Your task is to copy the listing exactly, with the pictures left out.

:: PROVIDED DATA

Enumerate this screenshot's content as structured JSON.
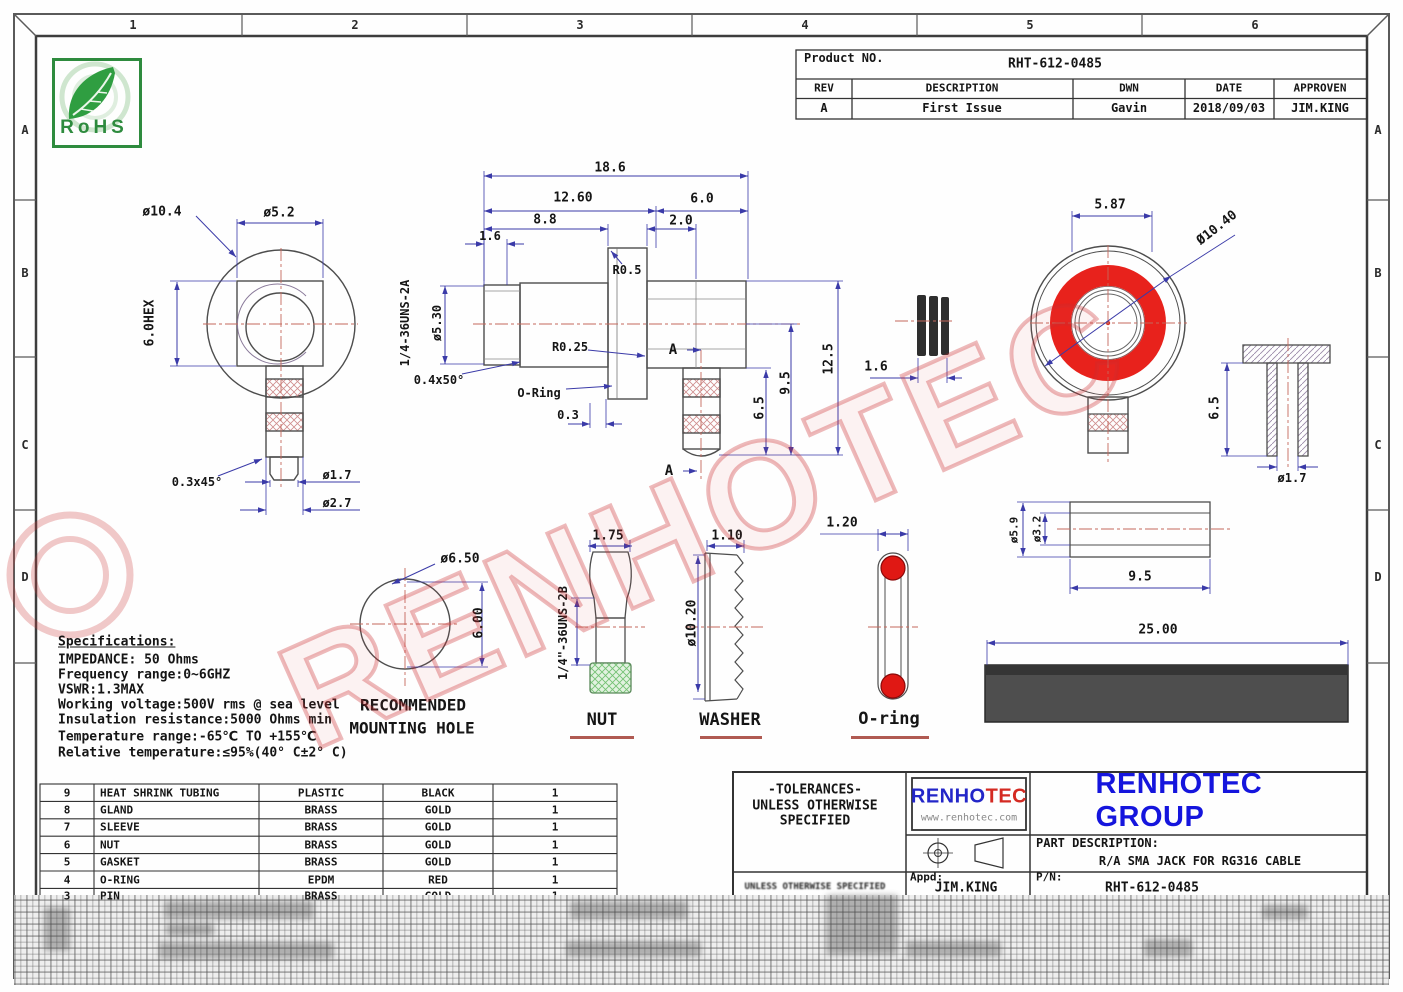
{
  "zones": {
    "cols": [
      "1",
      "2",
      "3",
      "4",
      "5",
      "6"
    ],
    "rows": [
      "A",
      "B",
      "C",
      "D"
    ]
  },
  "rohs": {
    "label": "RoHS"
  },
  "watermark": "RENHOTEC",
  "colors": {
    "accent_red": "#e8221c",
    "dim_blue": "#3a3aa8",
    "center_red": "#c4685c",
    "logo_blue": "#2326c8",
    "logo_red": "#d42a22",
    "company_blue": "#1515dd",
    "rohs_green": "#2e8b3e",
    "oring_red": "#e01814"
  },
  "product_table": {
    "label": "Product NO.",
    "number": "RHT-612-0485",
    "headers": [
      "REV",
      "DESCRIPTION",
      "DWN",
      "DATE",
      "APPROVEN"
    ],
    "row": [
      "A",
      "First Issue",
      "Gavin",
      "2018/09/03",
      "JIM.KING"
    ]
  },
  "side_view": {
    "dia_body": "ø10.4",
    "dia_square": "ø5.2",
    "hex": "6.0HEX",
    "chamfer": "0.3x45°",
    "dia_tip": "ø1.7",
    "dia_stem": "ø2.7"
  },
  "section_view": {
    "len_total": "18.6",
    "len_front": "12.60",
    "len_rear": "6.0",
    "len_body": "8.8",
    "len_flange": "2.0",
    "len_step": "1.6",
    "radius_flange": "R0.5",
    "dia_thread": "ø5.30",
    "thread": "1/4-36UNS-2A",
    "radius_groove": "R0.25",
    "chamfer": "0.4x50°",
    "oring_label": "O-Ring",
    "len_groove": "0.3",
    "section_mark": "A",
    "len_stem": "6.5",
    "len_mid": "9.5",
    "len_overall": "12.5"
  },
  "gasket_view": {
    "width": "1.6"
  },
  "face_view": {
    "across_flats": "5.87",
    "dia_outer": "Ø10.40"
  },
  "pin_view": {
    "height": "6.5",
    "dia": "ø1.7"
  },
  "sleeve_view": {
    "dia_outer": "ø5.9",
    "dia_inner": "ø3.2",
    "length": "9.5"
  },
  "mounting_hole": {
    "dia": "ø6.50",
    "height": "6.00",
    "caption_line1": "RECOMMENDED",
    "caption_line2": "MOUNTING HOLE"
  },
  "nut_view": {
    "width": "1.75",
    "thread": "1/4\"-36UNS-2B",
    "caption": "NUT"
  },
  "washer_view": {
    "width": "1.10",
    "dia": "ø10.20",
    "caption": "WASHER"
  },
  "oring_view": {
    "cs": "1.20",
    "caption": "O-ring"
  },
  "tubing_view": {
    "length": "25.00"
  },
  "specs": {
    "title": "Specifications:",
    "lines": [
      "IMPEDANCE: 50 Ohms",
      "Frequency range:0~6GHZ",
      "VSWR:1.3MAX",
      "Working voltage:500V rms @ sea level",
      "Insulation resistance:5000 Ohms min",
      "Temperature range:-65℃ TO +155℃",
      "Relative temperature:≤95%(40° C±2° C)"
    ]
  },
  "parts_table": {
    "rows": [
      [
        "9",
        "HEAT SHRINK TUBING",
        "PLASTIC",
        "BLACK",
        "1"
      ],
      [
        "8",
        "GLAND",
        "BRASS",
        "GOLD",
        "1"
      ],
      [
        "7",
        "SLEEVE",
        "BRASS",
        "GOLD",
        "1"
      ],
      [
        "6",
        "NUT",
        "BRASS",
        "GOLD",
        "1"
      ],
      [
        "5",
        "GASKET",
        "BRASS",
        "GOLD",
        "1"
      ],
      [
        "4",
        "O-RING",
        "EPDM",
        "RED",
        "1"
      ],
      [
        "3",
        "PIN",
        "BRASS",
        "GOLD",
        "1"
      ]
    ]
  },
  "title_block": {
    "tolerances": [
      "-TOLERANCES-",
      "UNLESS OTHERWISE",
      "SPECIFIED"
    ],
    "tolerances_small": "UNLESS OTHERWISE SPECIFIED",
    "logo_text_1": "RENHO",
    "logo_text_2": "TEC",
    "logo_url": "www.renhotec.com",
    "company": "RENHOTEC GROUP",
    "part_desc_label": "PART DESCRIPTION:",
    "part_desc": "R/A SMA JACK FOR RG316 CABLE",
    "appd_label": "Appd:",
    "appd_value": "JIM.KING",
    "pn_label": "P/N:",
    "pn_value": "RHT-612-0485"
  }
}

::::

CORRECT ANSWER —
Enumerate this screenshot's content as structured JSON.
{
  "zones": {
    "cols": [
      "1",
      "2",
      "3",
      "4",
      "5",
      "6"
    ],
    "rows": [
      "A",
      "B",
      "C",
      "D"
    ]
  },
  "rohs": {
    "label": "RoHS"
  },
  "watermark": "RENHOTEC",
  "colors": {
    "accent_red": "#e8221c",
    "dim_blue": "#3a3aa8",
    "center_red": "#c4685c",
    "logo_blue": "#2326c8",
    "logo_red": "#d42a22",
    "company_blue": "#1515dd",
    "rohs_green": "#2e8b3e",
    "oring_red": "#e01814"
  },
  "product_table": {
    "label": "Product NO.",
    "number": "RHT-612-0485",
    "headers": [
      "REV",
      "DESCRIPTION",
      "DWN",
      "DATE",
      "APPROVEN"
    ],
    "row": [
      "A",
      "First Issue",
      "Gavin",
      "2018/09/03",
      "JIM.KING"
    ]
  },
  "side_view": {
    "dia_body": "ø10.4",
    "dia_square": "ø5.2",
    "hex": "6.0HEX",
    "chamfer": "0.3x45°",
    "dia_tip": "ø1.7",
    "dia_stem": "ø2.7"
  },
  "section_view": {
    "len_total": "18.6",
    "len_front": "12.60",
    "len_rear": "6.0",
    "len_body": "8.8",
    "len_flange": "2.0",
    "len_step": "1.6",
    "radius_flange": "R0.5",
    "dia_thread": "ø5.30",
    "thread": "1/4-36UNS-2A",
    "radius_groove": "R0.25",
    "chamfer": "0.4x50°",
    "oring_label": "O-Ring",
    "len_groove": "0.3",
    "section_mark": "A",
    "len_stem": "6.5",
    "len_mid": "9.5",
    "len_overall": "12.5"
  },
  "gasket_view": {
    "width": "1.6"
  },
  "face_view": {
    "across_flats": "5.87",
    "dia_outer": "Ø10.40"
  },
  "pin_view": {
    "height": "6.5",
    "dia": "ø1.7"
  },
  "sleeve_view": {
    "dia_outer": "ø5.9",
    "dia_inner": "ø3.2",
    "length": "9.5"
  },
  "mounting_hole": {
    "dia": "ø6.50",
    "height": "6.00",
    "caption_line1": "RECOMMENDED",
    "caption_line2": "MOUNTING HOLE"
  },
  "nut_view": {
    "width": "1.75",
    "thread": "1/4\"-36UNS-2B",
    "caption": "NUT"
  },
  "washer_view": {
    "width": "1.10",
    "dia": "ø10.20",
    "caption": "WASHER"
  },
  "oring_view": {
    "cs": "1.20",
    "caption": "O-ring"
  },
  "tubing_view": {
    "length": "25.00"
  },
  "specs": {
    "title": "Specifications:",
    "lines": [
      "IMPEDANCE: 50 Ohms",
      "Frequency range:0~6GHZ",
      "VSWR:1.3MAX",
      "Working voltage:500V rms @ sea level",
      "Insulation resistance:5000 Ohms min",
      "Temperature range:-65℃ TO +155℃",
      "Relative temperature:≤95%(40° C±2° C)"
    ]
  },
  "parts_table": {
    "rows": [
      [
        "9",
        "HEAT SHRINK TUBING",
        "PLASTIC",
        "BLACK",
        "1"
      ],
      [
        "8",
        "GLAND",
        "BRASS",
        "GOLD",
        "1"
      ],
      [
        "7",
        "SLEEVE",
        "BRASS",
        "GOLD",
        "1"
      ],
      [
        "6",
        "NUT",
        "BRASS",
        "GOLD",
        "1"
      ],
      [
        "5",
        "GASKET",
        "BRASS",
        "GOLD",
        "1"
      ],
      [
        "4",
        "O-RING",
        "EPDM",
        "RED",
        "1"
      ],
      [
        "3",
        "PIN",
        "BRASS",
        "GOLD",
        "1"
      ]
    ]
  },
  "title_block": {
    "tolerances": [
      "-TOLERANCES-",
      "UNLESS OTHERWISE",
      "SPECIFIED"
    ],
    "tolerances_small": "UNLESS OTHERWISE SPECIFIED",
    "logo_text_1": "RENHO",
    "logo_text_2": "TEC",
    "logo_url": "www.renhotec.com",
    "company": "RENHOTEC GROUP",
    "part_desc_label": "PART DESCRIPTION:",
    "part_desc": "R/A SMA JACK FOR RG316 CABLE",
    "appd_label": "Appd:",
    "appd_value": "JIM.KING",
    "pn_label": "P/N:",
    "pn_value": "RHT-612-0485"
  }
}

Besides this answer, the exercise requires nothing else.